• **What to work on**:
Reproduce each of the following entries verbatim, line by line.

• **Material for this exercise**:
§ §
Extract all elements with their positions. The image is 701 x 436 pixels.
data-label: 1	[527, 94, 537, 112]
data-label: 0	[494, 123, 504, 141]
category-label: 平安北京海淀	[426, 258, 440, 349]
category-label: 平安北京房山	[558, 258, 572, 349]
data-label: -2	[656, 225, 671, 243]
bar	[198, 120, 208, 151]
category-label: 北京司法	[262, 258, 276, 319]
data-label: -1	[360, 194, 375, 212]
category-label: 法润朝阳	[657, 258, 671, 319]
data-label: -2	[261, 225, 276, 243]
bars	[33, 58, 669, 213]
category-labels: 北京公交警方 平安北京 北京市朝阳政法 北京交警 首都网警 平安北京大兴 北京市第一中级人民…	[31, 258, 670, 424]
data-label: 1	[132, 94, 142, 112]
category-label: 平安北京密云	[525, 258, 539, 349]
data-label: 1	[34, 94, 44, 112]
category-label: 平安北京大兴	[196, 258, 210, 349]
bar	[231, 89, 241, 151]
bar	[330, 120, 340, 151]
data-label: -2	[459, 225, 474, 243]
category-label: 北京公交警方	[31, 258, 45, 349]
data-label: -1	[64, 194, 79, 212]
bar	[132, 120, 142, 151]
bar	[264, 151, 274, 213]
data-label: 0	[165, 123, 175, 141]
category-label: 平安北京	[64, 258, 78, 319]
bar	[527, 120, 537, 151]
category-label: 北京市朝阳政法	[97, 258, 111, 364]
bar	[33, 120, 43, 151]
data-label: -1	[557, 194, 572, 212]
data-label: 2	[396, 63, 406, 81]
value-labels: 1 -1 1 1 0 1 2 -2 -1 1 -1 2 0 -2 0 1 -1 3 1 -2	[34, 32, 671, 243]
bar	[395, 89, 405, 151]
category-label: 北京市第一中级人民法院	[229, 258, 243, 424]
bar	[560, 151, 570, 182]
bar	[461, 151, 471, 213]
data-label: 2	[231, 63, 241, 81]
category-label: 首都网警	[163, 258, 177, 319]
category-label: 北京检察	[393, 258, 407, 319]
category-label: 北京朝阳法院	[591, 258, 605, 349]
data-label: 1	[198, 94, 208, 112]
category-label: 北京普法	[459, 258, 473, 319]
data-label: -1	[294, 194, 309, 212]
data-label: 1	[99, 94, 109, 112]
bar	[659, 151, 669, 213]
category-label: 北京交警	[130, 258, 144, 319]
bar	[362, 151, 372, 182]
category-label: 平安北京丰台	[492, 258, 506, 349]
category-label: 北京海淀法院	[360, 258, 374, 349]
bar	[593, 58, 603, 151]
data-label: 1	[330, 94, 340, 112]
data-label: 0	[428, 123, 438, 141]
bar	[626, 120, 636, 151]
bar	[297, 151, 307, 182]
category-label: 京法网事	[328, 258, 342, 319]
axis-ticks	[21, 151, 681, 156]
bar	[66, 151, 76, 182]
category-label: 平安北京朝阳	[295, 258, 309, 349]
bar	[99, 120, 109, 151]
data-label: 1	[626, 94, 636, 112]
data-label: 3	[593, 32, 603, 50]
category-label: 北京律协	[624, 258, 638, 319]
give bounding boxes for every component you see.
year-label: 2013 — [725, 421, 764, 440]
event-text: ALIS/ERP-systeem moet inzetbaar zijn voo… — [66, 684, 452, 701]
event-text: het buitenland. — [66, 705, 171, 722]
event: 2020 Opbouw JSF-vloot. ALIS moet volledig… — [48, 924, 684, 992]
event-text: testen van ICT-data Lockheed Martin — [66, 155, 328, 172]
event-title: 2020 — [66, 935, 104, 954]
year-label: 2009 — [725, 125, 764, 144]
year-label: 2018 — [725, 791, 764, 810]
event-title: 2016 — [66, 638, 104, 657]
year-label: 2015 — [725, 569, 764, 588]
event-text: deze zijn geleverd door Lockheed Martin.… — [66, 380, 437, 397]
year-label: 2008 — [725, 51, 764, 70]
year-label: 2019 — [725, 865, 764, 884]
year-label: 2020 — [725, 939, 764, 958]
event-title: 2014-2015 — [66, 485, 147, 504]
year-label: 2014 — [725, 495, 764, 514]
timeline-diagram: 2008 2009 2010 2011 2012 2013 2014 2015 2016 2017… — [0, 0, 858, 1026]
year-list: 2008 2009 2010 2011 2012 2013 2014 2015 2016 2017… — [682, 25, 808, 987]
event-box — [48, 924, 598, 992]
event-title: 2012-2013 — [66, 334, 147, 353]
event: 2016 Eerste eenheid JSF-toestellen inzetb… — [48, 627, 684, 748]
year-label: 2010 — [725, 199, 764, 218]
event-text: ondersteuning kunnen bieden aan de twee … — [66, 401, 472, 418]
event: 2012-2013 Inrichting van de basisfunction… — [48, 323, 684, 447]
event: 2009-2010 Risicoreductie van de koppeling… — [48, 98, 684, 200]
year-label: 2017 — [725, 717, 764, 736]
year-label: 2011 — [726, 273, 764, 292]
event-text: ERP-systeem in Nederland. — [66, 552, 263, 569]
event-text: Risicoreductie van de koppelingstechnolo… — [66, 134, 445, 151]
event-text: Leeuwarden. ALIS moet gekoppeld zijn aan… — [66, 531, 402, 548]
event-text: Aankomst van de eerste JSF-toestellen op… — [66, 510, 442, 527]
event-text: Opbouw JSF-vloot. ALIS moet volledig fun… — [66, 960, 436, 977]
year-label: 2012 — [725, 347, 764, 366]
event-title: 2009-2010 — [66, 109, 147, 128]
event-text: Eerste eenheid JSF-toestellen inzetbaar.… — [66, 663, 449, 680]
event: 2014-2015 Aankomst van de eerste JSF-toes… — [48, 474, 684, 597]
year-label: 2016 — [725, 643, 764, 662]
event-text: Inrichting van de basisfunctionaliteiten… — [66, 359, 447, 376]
§ §
• **Result for this task**:
Extract all elements with their positions. The image is 701 x 436 pixels.
data-label: 1	[527, 94, 537, 112]
data-label: 0	[494, 123, 504, 141]
category-label: 平安北京海淀	[426, 258, 440, 349]
category-label: 平安北京房山	[558, 258, 572, 349]
data-label: -2	[656, 225, 671, 243]
bar	[198, 120, 208, 151]
category-label: 北京司法	[262, 258, 276, 319]
data-label: -1	[360, 194, 375, 212]
category-label: 法润朝阳	[657, 258, 671, 319]
data-label: -2	[261, 225, 276, 243]
bars	[33, 58, 669, 213]
category-labels: 北京公交警方 平安北京 北京市朝阳政法 北京交警 首都网警 平安北京大兴 北京市第一中级人民…	[31, 258, 670, 424]
data-label: 1	[132, 94, 142, 112]
category-label: 平安北京密云	[525, 258, 539, 349]
data-label: 1	[34, 94, 44, 112]
category-label: 平安北京大兴	[196, 258, 210, 349]
bar	[231, 89, 241, 151]
bar	[330, 120, 340, 151]
data-label: -2	[459, 225, 474, 243]
category-label: 北京公交警方	[31, 258, 45, 349]
data-label: -1	[64, 194, 79, 212]
bar	[132, 120, 142, 151]
bar	[264, 151, 274, 213]
data-label: 0	[165, 123, 175, 141]
category-label: 平安北京	[64, 258, 78, 319]
bar	[527, 120, 537, 151]
category-label: 北京市朝阳政法	[97, 258, 111, 364]
bar	[33, 120, 43, 151]
data-label: -1	[557, 194, 572, 212]
data-label: 2	[396, 63, 406, 81]
value-labels: 1 -1 1 1 0 1 2 -2 -1 1 -1 2 0 -2 0 1 -1 3 1 -2	[34, 32, 671, 243]
bar	[395, 89, 405, 151]
category-label: 北京市第一中级人民法院	[229, 258, 243, 424]
bar	[560, 151, 570, 182]
bar	[461, 151, 471, 213]
data-label: 2	[231, 63, 241, 81]
category-label: 首都网警	[163, 258, 177, 319]
category-label: 北京检察	[393, 258, 407, 319]
category-label: 北京朝阳法院	[591, 258, 605, 349]
data-label: 1	[198, 94, 208, 112]
category-label: 北京普法	[459, 258, 473, 319]
data-label: -1	[294, 194, 309, 212]
data-label: 1	[99, 94, 109, 112]
bar	[659, 151, 669, 213]
category-label: 北京交警	[130, 258, 144, 319]
bar	[362, 151, 372, 182]
category-label: 平安北京丰台	[492, 258, 506, 349]
category-label: 北京海淀法院	[360, 258, 374, 349]
bar	[593, 58, 603, 151]
data-label: 1	[330, 94, 340, 112]
data-label: 0	[428, 123, 438, 141]
bar	[626, 120, 636, 151]
bar	[297, 151, 307, 182]
category-label: 京法网事	[328, 258, 342, 319]
axis-ticks	[21, 151, 681, 156]
bar	[66, 151, 76, 182]
category-label: 平安北京朝阳	[295, 258, 309, 349]
bar	[99, 120, 109, 151]
data-label: 1	[626, 94, 636, 112]
data-label: 3	[593, 32, 603, 50]
category-label: 北京律协	[624, 258, 638, 319]
give bounding boxes for every component you see.
year-label: 2013 — [725, 421, 764, 440]
event-text: ALIS/ERP-systeem moet inzetbaar zijn voo… — [66, 684, 452, 701]
event-text: het buitenland. — [66, 705, 171, 722]
event: 2020 Opbouw JSF-vloot. ALIS moet volledig… — [48, 924, 684, 992]
event-text: testen van ICT-data Lockheed Martin — [66, 155, 328, 172]
event-title: 2020 — [66, 935, 104, 954]
year-label: 2009 — [725, 125, 764, 144]
year-label: 2018 — [725, 791, 764, 810]
event-title: 2016 — [66, 638, 104, 657]
year-label: 2015 — [725, 569, 764, 588]
event-text: deze zijn geleverd door Lockheed Martin.… — [66, 380, 437, 397]
year-label: 2008 — [725, 51, 764, 70]
year-label: 2019 — [725, 865, 764, 884]
year-label: 2020 — [725, 939, 764, 958]
event-title: 2014-2015 — [66, 485, 147, 504]
year-label: 2014 — [725, 495, 764, 514]
timeline-diagram: 2008 2009 2010 2011 2012 2013 2014 2015 2016 2017… — [0, 0, 858, 1026]
year-list: 2008 2009 2010 2011 2012 2013 2014 2015 2016 2017… — [682, 25, 808, 987]
event-box — [48, 924, 598, 992]
event-title: 2012-2013 — [66, 334, 147, 353]
event: 2016 Eerste eenheid JSF-toestellen inzetb… — [48, 627, 684, 748]
year-label: 2010 — [725, 199, 764, 218]
event-text: ondersteuning kunnen bieden aan de twee … — [66, 401, 472, 418]
event: 2012-2013 Inrichting van de basisfunction… — [48, 323, 684, 447]
event: 2009-2010 Risicoreductie van de koppeling… — [48, 98, 684, 200]
year-label: 2017 — [725, 717, 764, 736]
year-label: 2011 — [726, 273, 764, 292]
event-text: ERP-systeem in Nederland. — [66, 552, 263, 569]
event-text: Risicoreductie van de koppelingstechnolo… — [66, 134, 445, 151]
event-text: Leeuwarden. ALIS moet gekoppeld zijn aan… — [66, 531, 402, 548]
event-text: Aankomst van de eerste JSF-toestellen op… — [66, 510, 442, 527]
event-text: Opbouw JSF-vloot. ALIS moet volledig fun… — [66, 960, 436, 977]
year-label: 2012 — [725, 347, 764, 366]
event-title: 2009-2010 — [66, 109, 147, 128]
event-text: Eerste eenheid JSF-toestellen inzetbaar.… — [66, 663, 449, 680]
event: 2014-2015 Aankomst van de eerste JSF-toes… — [48, 474, 684, 597]
year-label: 2016 — [725, 643, 764, 662]
event-text: Inrichting van de basisfunctionaliteiten… — [66, 359, 447, 376]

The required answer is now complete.